[Some records]

----

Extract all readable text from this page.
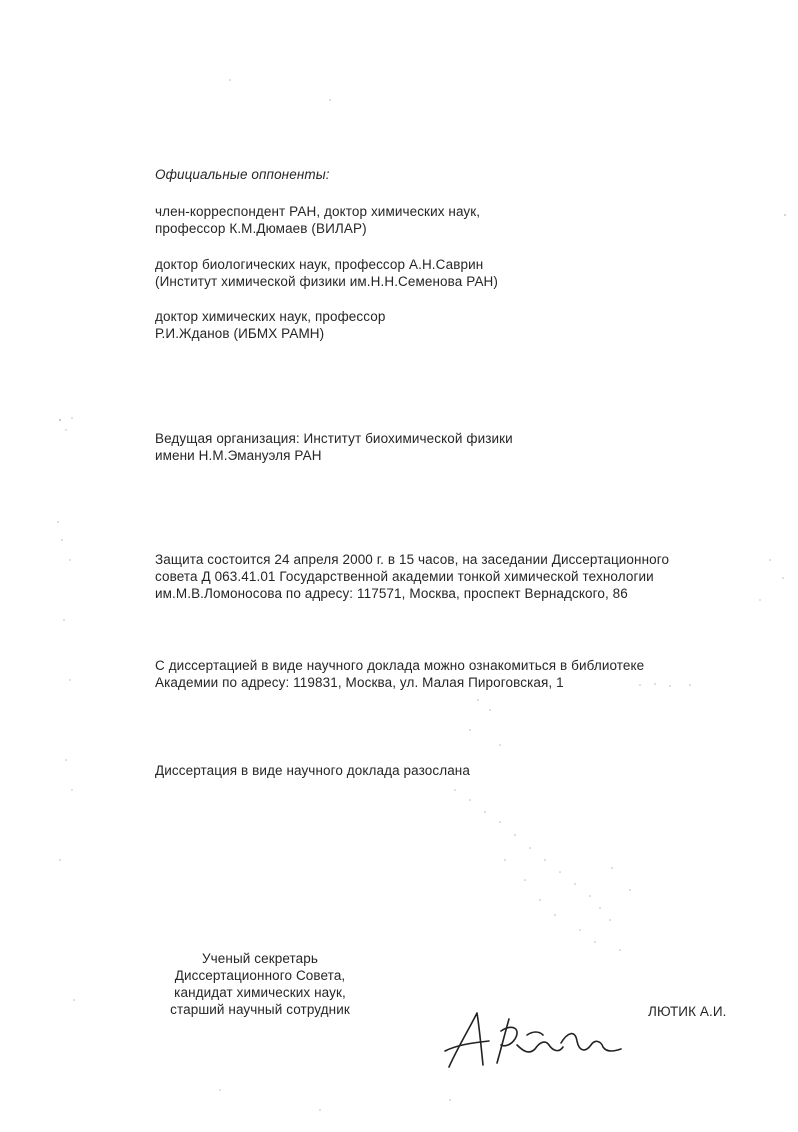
Официальные оппоненты:
член-корреспондент РАН, доктор химических наук,
профессор К.М.Дюмаев (ВИЛАР)
доктор биологических наук, профессор А.Н.Саврин
(Институт химической физики им.Н.Н.Семенова РАН)
доктор химических наук, профессор
Р.И.Жданов (ИБМХ РАМН)
Ведущая организация: Институт биохимической физики
имени Н.М.Эмануэля РАН
Защита состоится 24 апреля 2000 г. в 15 часов, на заседании Диссертационного
совета Д 063.41.01 Государственной академии тонкой химической технологии
им.М.В.Ломоносова по адресу: 117571, Москва, проспект Вернадского, 86
С диссертацией в виде научного доклада можно ознакомиться в библиотеке
Академии по адресу: 119831, Москва, ул. Малая Пироговская, 1
Диссертация в виде научного доклада разослана
Ученый секретарь
Диссертационного Совета,
кандидат химических наук,
старший научный сотрудник	ЛЮТИК А.И.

----

■ DIRECTIONS ■
Nothing but the pictures may be dropped; output the records above exactly.

■ FULL RESPONSE ■
Extract all readable text from this page.
Официальные оппоненты:
член-корреспондент РАН, доктор химических наук,
профессор К.М.Дюмаев (ВИЛАР)
доктор биологических наук, профессор А.Н.Саврин
(Институт химической физики им.Н.Н.Семенова РАН)
доктор химических наук, профессор
Р.И.Жданов (ИБМХ РАМН)
Ведущая организация: Институт биохимической физики
имени Н.М.Эмануэля РАН
Защита состоится 24 апреля 2000 г. в 15 часов, на заседании Диссертационного
совета Д 063.41.01 Государственной академии тонкой химической технологии
им.М.В.Ломоносова по адресу: 117571, Москва, проспект Вернадского, 86
С диссертацией в виде научного доклада можно ознакомиться в библиотеке
Академии по адресу: 119831, Москва, ул. Малая Пироговская, 1
Диссертация в виде научного доклада разослана
Ученый секретарь
Диссертационного Совета,
кандидат химических наук,
старший научный сотрудник	ЛЮТИК А.И.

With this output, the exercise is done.